> [ENTRIES SUPPLIED]:

▽

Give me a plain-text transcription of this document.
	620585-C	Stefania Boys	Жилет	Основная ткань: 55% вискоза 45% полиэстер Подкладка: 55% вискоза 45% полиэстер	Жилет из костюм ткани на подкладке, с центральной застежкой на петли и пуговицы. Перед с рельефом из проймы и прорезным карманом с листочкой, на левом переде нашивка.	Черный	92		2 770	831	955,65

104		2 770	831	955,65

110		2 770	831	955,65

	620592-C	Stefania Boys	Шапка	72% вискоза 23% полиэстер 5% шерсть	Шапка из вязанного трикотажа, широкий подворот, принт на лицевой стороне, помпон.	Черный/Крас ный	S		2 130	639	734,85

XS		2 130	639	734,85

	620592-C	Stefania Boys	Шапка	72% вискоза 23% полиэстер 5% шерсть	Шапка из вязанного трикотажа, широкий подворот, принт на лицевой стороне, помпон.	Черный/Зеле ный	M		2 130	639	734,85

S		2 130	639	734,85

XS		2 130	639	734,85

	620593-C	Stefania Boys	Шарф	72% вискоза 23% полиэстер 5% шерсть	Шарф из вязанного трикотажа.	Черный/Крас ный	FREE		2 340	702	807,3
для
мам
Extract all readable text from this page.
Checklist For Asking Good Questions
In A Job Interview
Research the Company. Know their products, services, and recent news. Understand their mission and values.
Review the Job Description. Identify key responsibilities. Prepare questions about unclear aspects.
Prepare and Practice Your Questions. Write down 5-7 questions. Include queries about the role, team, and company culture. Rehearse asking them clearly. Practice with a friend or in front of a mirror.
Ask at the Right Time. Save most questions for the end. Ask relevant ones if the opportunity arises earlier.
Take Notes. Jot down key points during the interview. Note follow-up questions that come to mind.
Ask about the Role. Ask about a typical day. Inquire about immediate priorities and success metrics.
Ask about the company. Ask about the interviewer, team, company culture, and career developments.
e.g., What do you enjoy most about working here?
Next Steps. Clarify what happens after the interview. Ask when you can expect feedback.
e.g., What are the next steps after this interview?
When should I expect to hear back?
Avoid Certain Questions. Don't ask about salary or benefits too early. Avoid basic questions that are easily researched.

△
▽

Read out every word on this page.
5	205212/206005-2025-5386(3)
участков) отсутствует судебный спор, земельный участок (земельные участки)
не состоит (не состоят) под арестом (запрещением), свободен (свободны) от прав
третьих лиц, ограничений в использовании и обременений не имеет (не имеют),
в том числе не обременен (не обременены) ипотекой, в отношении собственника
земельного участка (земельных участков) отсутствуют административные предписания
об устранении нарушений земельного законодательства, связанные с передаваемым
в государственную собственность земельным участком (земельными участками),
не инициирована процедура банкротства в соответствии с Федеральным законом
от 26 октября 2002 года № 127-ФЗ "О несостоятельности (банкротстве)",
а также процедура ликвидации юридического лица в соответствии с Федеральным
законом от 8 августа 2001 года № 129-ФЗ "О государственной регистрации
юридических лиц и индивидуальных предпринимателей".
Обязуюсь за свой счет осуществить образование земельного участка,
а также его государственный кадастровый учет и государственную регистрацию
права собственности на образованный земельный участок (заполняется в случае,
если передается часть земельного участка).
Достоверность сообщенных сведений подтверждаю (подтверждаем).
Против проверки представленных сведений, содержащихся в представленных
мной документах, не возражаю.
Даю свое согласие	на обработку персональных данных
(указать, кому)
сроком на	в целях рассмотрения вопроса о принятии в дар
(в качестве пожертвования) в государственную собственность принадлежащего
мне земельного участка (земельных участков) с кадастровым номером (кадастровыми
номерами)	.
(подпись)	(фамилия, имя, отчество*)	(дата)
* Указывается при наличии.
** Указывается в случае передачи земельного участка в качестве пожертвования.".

△

> [PROBLEM TO SOLVE]: Read the entries and pick out all lines that include the word "culture".

> [TASK OUTPUT]:
Prepare and Practice Your Questions. Write down 5-7 questions. Include queries about the role, team, and company culture. Rehearse asking them clearly. Practice with a friend or in front of a mirror.
Ask about the company. Ask about the interviewer, team, company culture, and career developments.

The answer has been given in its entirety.